#### [INFORMATION SHOWN]
* * *
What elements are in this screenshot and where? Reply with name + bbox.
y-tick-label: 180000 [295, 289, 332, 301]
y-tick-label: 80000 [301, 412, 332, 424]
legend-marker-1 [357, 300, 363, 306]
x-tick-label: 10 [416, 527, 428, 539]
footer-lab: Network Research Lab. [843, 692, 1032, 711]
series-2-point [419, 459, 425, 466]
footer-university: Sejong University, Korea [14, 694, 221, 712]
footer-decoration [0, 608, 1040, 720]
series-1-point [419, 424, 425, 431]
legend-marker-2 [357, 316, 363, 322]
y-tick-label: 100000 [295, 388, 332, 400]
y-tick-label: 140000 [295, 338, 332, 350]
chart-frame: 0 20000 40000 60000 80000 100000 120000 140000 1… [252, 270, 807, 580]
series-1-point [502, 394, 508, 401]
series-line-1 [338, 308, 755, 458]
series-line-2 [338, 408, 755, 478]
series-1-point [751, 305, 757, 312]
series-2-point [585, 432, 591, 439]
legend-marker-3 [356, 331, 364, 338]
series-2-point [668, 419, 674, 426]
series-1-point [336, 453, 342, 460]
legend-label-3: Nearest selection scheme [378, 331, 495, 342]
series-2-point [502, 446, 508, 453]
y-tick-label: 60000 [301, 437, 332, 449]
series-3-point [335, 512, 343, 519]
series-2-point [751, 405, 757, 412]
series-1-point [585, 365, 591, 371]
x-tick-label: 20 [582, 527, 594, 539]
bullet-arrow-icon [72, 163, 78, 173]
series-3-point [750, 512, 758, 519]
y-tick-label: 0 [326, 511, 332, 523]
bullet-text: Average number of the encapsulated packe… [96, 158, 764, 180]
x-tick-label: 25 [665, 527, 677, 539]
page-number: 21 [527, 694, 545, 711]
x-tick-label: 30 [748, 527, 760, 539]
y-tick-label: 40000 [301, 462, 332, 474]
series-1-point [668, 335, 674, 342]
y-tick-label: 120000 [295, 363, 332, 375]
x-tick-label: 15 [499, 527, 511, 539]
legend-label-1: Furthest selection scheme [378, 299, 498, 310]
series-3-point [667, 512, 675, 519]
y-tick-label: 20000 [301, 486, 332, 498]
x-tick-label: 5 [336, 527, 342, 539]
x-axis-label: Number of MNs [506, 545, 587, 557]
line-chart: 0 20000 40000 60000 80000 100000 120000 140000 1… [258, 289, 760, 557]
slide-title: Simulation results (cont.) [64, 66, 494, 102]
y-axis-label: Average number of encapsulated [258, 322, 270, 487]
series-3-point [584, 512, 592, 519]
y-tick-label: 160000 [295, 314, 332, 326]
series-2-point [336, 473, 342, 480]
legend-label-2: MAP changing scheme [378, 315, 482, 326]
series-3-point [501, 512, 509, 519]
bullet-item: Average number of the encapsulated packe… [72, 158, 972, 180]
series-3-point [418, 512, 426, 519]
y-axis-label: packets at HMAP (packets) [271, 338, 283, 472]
* * *
#### [TASK STATEMENT]
Revise the lines of the listing starting at its first line and ending at the line that contains "legend-marker-3 [356, 331, 364, 338]", replacing "chart-frame" with "chart-border" and leaving everything else unchanged.

#### [ANSWER TO THIS TASK]
What elements are in this screenshot and where? Reply with name + bbox.
y-tick-label: 180000 [295, 289, 332, 301]
y-tick-label: 80000 [301, 412, 332, 424]
legend-marker-1 [357, 300, 363, 306]
x-tick-label: 10 [416, 527, 428, 539]
footer-lab: Network Research Lab. [843, 692, 1032, 711]
series-2-point [419, 459, 425, 466]
footer-university: Sejong University, Korea [14, 694, 221, 712]
footer-decoration [0, 608, 1040, 720]
series-1-point [419, 424, 425, 431]
legend-marker-2 [357, 316, 363, 322]
y-tick-label: 100000 [295, 388, 332, 400]
y-tick-label: 140000 [295, 338, 332, 350]
chart-border: 0 20000 40000 60000 80000 100000 120000 140000 1… [252, 270, 807, 580]
series-1-point [502, 394, 508, 401]
series-line-1 [338, 308, 755, 458]
series-line-2 [338, 408, 755, 478]
series-1-point [751, 305, 757, 312]
series-2-point [585, 432, 591, 439]
legend-marker-3 [356, 331, 364, 338]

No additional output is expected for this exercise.